== Aim of the task ==
Below are the entries; state how many of their lines contain the string "руководителем", and nothing more.

_ _ _ _ _

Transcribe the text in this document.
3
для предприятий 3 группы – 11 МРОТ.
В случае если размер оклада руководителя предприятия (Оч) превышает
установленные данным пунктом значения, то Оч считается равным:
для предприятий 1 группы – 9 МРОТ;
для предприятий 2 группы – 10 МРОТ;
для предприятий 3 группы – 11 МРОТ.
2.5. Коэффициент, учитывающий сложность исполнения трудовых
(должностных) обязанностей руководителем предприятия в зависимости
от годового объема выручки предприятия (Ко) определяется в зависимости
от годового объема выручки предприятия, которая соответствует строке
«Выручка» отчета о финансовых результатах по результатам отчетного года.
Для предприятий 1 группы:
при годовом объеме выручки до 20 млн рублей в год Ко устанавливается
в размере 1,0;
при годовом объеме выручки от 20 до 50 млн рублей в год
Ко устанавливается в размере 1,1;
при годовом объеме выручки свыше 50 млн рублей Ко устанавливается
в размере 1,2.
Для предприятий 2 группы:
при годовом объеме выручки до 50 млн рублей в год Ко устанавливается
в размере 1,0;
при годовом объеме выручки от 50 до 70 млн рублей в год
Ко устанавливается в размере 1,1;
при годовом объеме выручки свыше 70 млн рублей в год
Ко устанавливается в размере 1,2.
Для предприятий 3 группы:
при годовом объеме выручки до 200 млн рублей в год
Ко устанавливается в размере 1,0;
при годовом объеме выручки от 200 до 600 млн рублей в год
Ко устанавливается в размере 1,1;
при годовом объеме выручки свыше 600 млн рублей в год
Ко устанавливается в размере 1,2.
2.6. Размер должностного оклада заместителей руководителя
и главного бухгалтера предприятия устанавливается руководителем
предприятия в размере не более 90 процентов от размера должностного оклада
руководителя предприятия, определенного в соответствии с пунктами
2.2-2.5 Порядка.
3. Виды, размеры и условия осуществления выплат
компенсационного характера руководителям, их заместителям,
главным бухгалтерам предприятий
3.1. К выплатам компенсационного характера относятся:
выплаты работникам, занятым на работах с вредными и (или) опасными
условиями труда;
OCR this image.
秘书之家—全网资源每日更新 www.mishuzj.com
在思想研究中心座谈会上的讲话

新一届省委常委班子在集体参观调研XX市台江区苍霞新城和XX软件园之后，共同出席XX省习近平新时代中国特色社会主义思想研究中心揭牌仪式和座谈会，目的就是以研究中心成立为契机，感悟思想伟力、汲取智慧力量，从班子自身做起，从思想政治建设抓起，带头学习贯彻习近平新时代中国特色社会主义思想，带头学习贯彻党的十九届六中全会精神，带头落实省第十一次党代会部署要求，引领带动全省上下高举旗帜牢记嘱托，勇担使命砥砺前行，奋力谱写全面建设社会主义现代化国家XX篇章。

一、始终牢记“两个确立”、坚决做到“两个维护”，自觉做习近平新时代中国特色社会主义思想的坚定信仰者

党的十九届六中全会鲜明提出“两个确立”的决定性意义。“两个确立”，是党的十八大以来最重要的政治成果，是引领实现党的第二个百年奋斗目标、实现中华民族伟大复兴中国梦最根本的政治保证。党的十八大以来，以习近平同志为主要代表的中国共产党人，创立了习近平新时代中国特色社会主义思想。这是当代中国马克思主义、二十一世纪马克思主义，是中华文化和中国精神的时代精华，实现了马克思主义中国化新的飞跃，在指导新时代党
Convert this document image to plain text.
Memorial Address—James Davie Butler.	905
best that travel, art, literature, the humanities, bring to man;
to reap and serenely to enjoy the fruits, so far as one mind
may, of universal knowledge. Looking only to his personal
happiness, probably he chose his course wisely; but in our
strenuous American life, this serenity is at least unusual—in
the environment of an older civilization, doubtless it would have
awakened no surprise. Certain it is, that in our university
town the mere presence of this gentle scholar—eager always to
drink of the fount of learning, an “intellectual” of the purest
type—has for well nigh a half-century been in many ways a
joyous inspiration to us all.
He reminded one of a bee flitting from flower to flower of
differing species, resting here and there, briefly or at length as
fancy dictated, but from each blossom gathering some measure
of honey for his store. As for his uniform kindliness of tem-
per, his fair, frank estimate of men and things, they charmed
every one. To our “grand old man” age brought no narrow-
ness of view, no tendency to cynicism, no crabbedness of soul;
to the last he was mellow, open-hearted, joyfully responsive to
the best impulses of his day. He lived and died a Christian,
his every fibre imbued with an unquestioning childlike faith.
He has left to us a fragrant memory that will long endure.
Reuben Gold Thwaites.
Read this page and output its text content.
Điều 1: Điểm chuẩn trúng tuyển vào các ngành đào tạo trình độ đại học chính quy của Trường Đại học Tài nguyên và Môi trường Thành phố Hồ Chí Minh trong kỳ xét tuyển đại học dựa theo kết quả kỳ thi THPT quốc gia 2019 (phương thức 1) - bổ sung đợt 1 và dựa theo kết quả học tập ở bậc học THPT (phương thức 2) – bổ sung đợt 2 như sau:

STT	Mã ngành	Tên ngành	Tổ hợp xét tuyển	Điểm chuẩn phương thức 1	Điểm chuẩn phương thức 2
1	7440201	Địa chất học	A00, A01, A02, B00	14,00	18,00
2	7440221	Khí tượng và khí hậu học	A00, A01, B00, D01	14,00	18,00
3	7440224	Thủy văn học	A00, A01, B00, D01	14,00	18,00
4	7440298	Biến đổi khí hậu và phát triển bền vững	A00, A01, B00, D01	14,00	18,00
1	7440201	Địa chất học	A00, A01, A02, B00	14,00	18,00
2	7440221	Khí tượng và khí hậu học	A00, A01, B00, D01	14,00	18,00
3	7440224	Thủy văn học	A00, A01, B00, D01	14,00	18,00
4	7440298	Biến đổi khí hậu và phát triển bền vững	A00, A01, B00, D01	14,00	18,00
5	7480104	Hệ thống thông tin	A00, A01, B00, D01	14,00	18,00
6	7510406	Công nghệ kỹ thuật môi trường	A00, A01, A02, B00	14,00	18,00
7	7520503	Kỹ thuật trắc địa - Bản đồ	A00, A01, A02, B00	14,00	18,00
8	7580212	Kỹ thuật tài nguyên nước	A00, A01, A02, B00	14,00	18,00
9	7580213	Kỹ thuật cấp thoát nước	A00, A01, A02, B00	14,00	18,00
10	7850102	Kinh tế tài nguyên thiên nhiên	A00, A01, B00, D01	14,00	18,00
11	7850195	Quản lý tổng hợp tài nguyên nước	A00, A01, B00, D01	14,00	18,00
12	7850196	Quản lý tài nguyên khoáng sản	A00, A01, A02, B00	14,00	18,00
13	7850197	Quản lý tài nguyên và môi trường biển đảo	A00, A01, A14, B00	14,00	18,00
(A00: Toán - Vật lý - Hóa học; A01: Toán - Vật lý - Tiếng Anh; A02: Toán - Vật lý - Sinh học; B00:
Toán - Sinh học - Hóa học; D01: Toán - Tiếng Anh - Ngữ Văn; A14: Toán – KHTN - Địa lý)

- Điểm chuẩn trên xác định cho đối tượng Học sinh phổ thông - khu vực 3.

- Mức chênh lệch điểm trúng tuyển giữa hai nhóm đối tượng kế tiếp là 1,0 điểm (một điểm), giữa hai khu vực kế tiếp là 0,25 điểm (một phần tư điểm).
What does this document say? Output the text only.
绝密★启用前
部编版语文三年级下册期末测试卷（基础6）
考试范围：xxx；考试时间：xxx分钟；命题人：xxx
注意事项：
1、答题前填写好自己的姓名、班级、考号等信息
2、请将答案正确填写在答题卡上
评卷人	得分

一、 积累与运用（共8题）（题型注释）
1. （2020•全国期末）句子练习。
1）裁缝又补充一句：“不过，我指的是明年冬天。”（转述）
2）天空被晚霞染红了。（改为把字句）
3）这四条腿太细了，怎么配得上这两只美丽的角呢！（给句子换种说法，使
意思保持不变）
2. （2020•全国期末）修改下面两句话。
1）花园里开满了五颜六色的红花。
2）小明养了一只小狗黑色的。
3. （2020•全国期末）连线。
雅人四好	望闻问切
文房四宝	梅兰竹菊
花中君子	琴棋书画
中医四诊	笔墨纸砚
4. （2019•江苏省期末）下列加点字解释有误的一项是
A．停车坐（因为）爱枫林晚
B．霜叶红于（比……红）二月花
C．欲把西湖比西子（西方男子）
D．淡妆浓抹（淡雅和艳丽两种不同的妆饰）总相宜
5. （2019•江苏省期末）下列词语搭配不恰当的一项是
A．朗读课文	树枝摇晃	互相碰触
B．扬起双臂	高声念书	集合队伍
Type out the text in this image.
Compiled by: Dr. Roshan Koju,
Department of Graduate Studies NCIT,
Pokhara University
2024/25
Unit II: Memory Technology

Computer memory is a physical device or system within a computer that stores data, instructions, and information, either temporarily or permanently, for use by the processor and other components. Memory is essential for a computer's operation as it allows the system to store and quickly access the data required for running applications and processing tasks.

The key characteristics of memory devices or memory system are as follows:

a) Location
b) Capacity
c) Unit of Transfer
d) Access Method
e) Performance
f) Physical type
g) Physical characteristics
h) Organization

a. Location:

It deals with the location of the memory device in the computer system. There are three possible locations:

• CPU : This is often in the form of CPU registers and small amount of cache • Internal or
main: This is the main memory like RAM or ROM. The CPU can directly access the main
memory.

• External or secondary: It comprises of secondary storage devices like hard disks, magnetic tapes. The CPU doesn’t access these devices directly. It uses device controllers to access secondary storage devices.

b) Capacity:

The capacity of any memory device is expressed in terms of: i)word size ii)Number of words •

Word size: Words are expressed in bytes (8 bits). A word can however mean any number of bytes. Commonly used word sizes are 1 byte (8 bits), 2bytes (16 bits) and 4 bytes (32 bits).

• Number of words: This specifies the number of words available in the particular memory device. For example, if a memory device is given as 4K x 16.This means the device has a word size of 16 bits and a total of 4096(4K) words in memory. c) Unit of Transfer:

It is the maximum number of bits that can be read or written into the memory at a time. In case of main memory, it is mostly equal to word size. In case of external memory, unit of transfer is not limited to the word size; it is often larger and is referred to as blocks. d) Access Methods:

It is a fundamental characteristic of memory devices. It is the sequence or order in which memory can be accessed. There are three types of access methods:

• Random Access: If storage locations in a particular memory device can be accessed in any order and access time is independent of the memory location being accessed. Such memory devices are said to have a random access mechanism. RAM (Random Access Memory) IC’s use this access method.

_ _ _ _ _

== Exercise answer ==
2